───── Data rows

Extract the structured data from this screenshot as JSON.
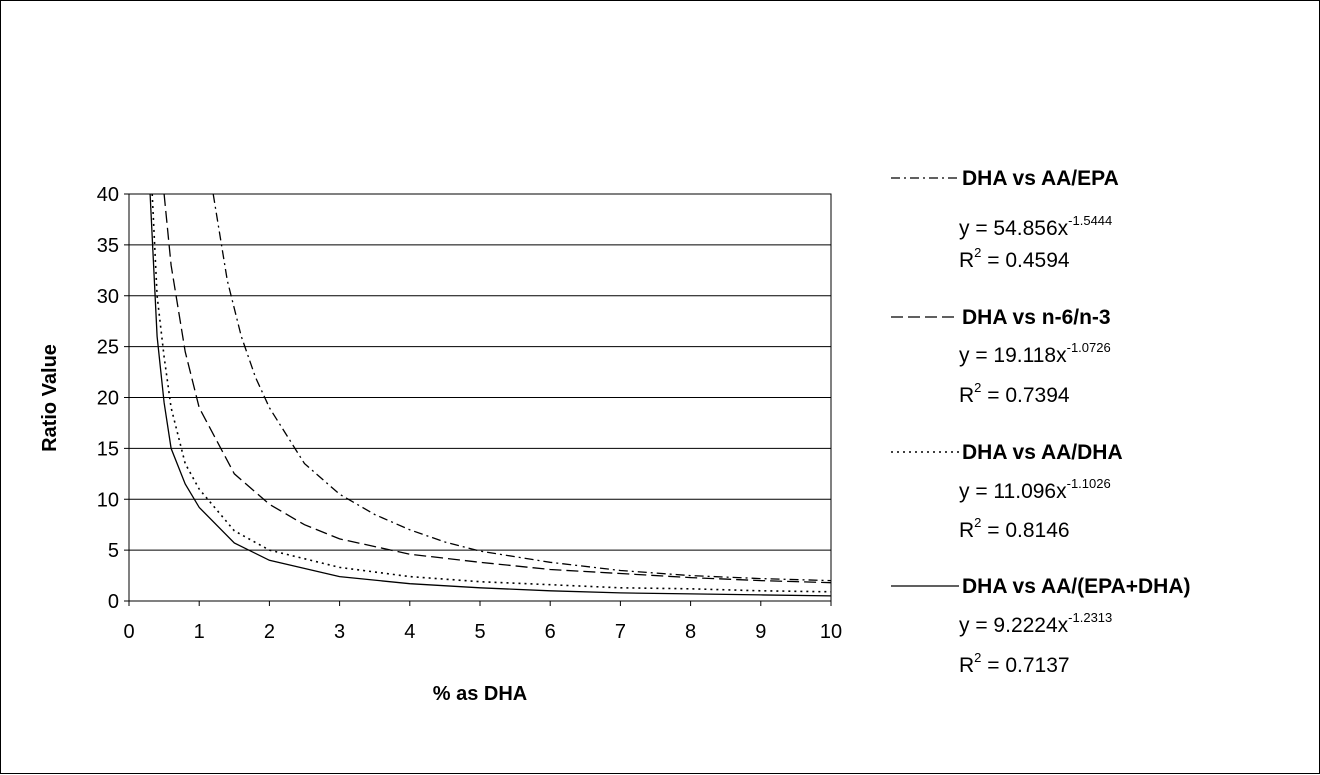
{
  "chart_data": {
    "type": "line",
    "title": "",
    "xlabel": "% as DHA",
    "ylabel": "Ratio Value",
    "xlim": [
      0,
      10
    ],
    "ylim": [
      0,
      40
    ],
    "x_ticks": [
      0,
      1,
      2,
      3,
      4,
      5,
      6,
      7,
      8,
      9,
      10
    ],
    "y_ticks": [
      0,
      5,
      10,
      15,
      20,
      25,
      30,
      35,
      40
    ],
    "grid": "horizontal",
    "legend_position": "right",
    "series": [
      {
        "name": "DHA vs AA/EPA",
        "dash": "dash-dot",
        "equation_prefix": "y = 54.856x",
        "equation_exp": "-1.5444",
        "r2_prefix": "R",
        "r2_sup": "2",
        "r2_value": " = 0.4594",
        "coef": 54.856,
        "exp": -1.5444,
        "x": [
          1.2,
          1.4,
          1.6,
          1.8,
          2.0,
          2.5,
          3.0,
          3.5,
          4.0,
          4.5,
          5.0,
          6.0,
          7.0,
          8.0,
          9.0,
          10.0
        ],
        "y": [
          40,
          31.5,
          26.0,
          22.0,
          19.0,
          13.5,
          10.5,
          8.5,
          7.0,
          5.8,
          4.9,
          3.8,
          3.0,
          2.5,
          2.2,
          2.0
        ]
      },
      {
        "name": "DHA vs n-6/n-3",
        "dash": "dash",
        "equation_prefix": "y = 19.118x",
        "equation_exp": "-1.0726",
        "r2_prefix": "R",
        "r2_sup": "2",
        "r2_value": " = 0.7394",
        "coef": 19.118,
        "exp": -1.0726,
        "x": [
          0.5,
          0.6,
          0.8,
          1.0,
          1.5,
          2.0,
          2.5,
          3.0,
          4.0,
          5.0,
          6.0,
          7.0,
          8.0,
          9.0,
          10.0
        ],
        "y": [
          40,
          33.0,
          24.5,
          19.0,
          12.5,
          9.5,
          7.5,
          6.1,
          4.6,
          3.8,
          3.1,
          2.7,
          2.3,
          2.0,
          1.8
        ]
      },
      {
        "name": "DHA vs AA/DHA",
        "dash": "dot",
        "equation_prefix": "y = 11.096x",
        "equation_exp": "-1.1026",
        "r2_prefix": "R",
        "r2_sup": "2",
        "r2_value": " = 0.8146",
        "coef": 11.096,
        "exp": -1.1026,
        "x": [
          0.33,
          0.4,
          0.5,
          0.6,
          0.8,
          1.0,
          1.5,
          2.0,
          3.0,
          4.0,
          5.0,
          6.0,
          7.0,
          8.0,
          9.0,
          10.0
        ],
        "y": [
          40,
          30.0,
          24.0,
          19.0,
          13.5,
          11.0,
          6.9,
          5.0,
          3.3,
          2.4,
          1.9,
          1.6,
          1.3,
          1.2,
          1.0,
          0.9
        ]
      },
      {
        "name": "DHA vs AA/(EPA+DHA)",
        "dash": "solid",
        "equation_prefix": "y = 9.2224x",
        "equation_exp": "-1.2313",
        "r2_prefix": "R",
        "r2_sup": "2",
        "r2_value": " = 0.7137",
        "coef": 9.2224,
        "exp": -1.2313,
        "x": [
          0.3,
          0.4,
          0.5,
          0.6,
          0.8,
          1.0,
          1.5,
          2.0,
          3.0,
          4.0,
          5.0,
          6.0,
          7.0,
          8.0,
          9.0,
          10.0
        ],
        "y": [
          40,
          26.0,
          19.5,
          15.0,
          11.5,
          9.2,
          5.7,
          4.0,
          2.4,
          1.7,
          1.3,
          1.0,
          0.8,
          0.7,
          0.6,
          0.5
        ]
      }
    ]
  }
}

──────────

Copy every record above exactly as written, but leave out the pictures.

Extract the structured data from this screenshot as JSON.
{
  "chart_data": {
    "type": "line",
    "title": "",
    "xlabel": "% as DHA",
    "ylabel": "Ratio Value",
    "xlim": [
      0,
      10
    ],
    "ylim": [
      0,
      40
    ],
    "x_ticks": [
      0,
      1,
      2,
      3,
      4,
      5,
      6,
      7,
      8,
      9,
      10
    ],
    "y_ticks": [
      0,
      5,
      10,
      15,
      20,
      25,
      30,
      35,
      40
    ],
    "grid": "horizontal",
    "legend_position": "right",
    "series": [
      {
        "name": "DHA vs AA/EPA",
        "dash": "dash-dot",
        "equation_prefix": "y = 54.856x",
        "equation_exp": "-1.5444",
        "r2_prefix": "R",
        "r2_sup": "2",
        "r2_value": " = 0.4594",
        "coef": 54.856,
        "exp": -1.5444,
        "x": [
          1.2,
          1.4,
          1.6,
          1.8,
          2.0,
          2.5,
          3.0,
          3.5,
          4.0,
          4.5,
          5.0,
          6.0,
          7.0,
          8.0,
          9.0,
          10.0
        ],
        "y": [
          40,
          31.5,
          26.0,
          22.0,
          19.0,
          13.5,
          10.5,
          8.5,
          7.0,
          5.8,
          4.9,
          3.8,
          3.0,
          2.5,
          2.2,
          2.0
        ]
      },
      {
        "name": "DHA vs n-6/n-3",
        "dash": "dash",
        "equation_prefix": "y = 19.118x",
        "equation_exp": "-1.0726",
        "r2_prefix": "R",
        "r2_sup": "2",
        "r2_value": " = 0.7394",
        "coef": 19.118,
        "exp": -1.0726,
        "x": [
          0.5,
          0.6,
          0.8,
          1.0,
          1.5,
          2.0,
          2.5,
          3.0,
          4.0,
          5.0,
          6.0,
          7.0,
          8.0,
          9.0,
          10.0
        ],
        "y": [
          40,
          33.0,
          24.5,
          19.0,
          12.5,
          9.5,
          7.5,
          6.1,
          4.6,
          3.8,
          3.1,
          2.7,
          2.3,
          2.0,
          1.8
        ]
      },
      {
        "name": "DHA vs AA/DHA",
        "dash": "dot",
        "equation_prefix": "y = 11.096x",
        "equation_exp": "-1.1026",
        "r2_prefix": "R",
        "r2_sup": "2",
        "r2_value": " = 0.8146",
        "coef": 11.096,
        "exp": -1.1026,
        "x": [
          0.33,
          0.4,
          0.5,
          0.6,
          0.8,
          1.0,
          1.5,
          2.0,
          3.0,
          4.0,
          5.0,
          6.0,
          7.0,
          8.0,
          9.0,
          10.0
        ],
        "y": [
          40,
          30.0,
          24.0,
          19.0,
          13.5,
          11.0,
          6.9,
          5.0,
          3.3,
          2.4,
          1.9,
          1.6,
          1.3,
          1.2,
          1.0,
          0.9
        ]
      },
      {
        "name": "DHA vs AA/(EPA+DHA)",
        "dash": "solid",
        "equation_prefix": "y = 9.2224x",
        "equation_exp": "-1.2313",
        "r2_prefix": "R",
        "r2_sup": "2",
        "r2_value": " = 0.7137",
        "coef": 9.2224,
        "exp": -1.2313,
        "x": [
          0.3,
          0.4,
          0.5,
          0.6,
          0.8,
          1.0,
          1.5,
          2.0,
          3.0,
          4.0,
          5.0,
          6.0,
          7.0,
          8.0,
          9.0,
          10.0
        ],
        "y": [
          40,
          26.0,
          19.5,
          15.0,
          11.5,
          9.2,
          5.7,
          4.0,
          2.4,
          1.7,
          1.3,
          1.0,
          0.8,
          0.7,
          0.6,
          0.5
        ]
      }
    ]
  }
}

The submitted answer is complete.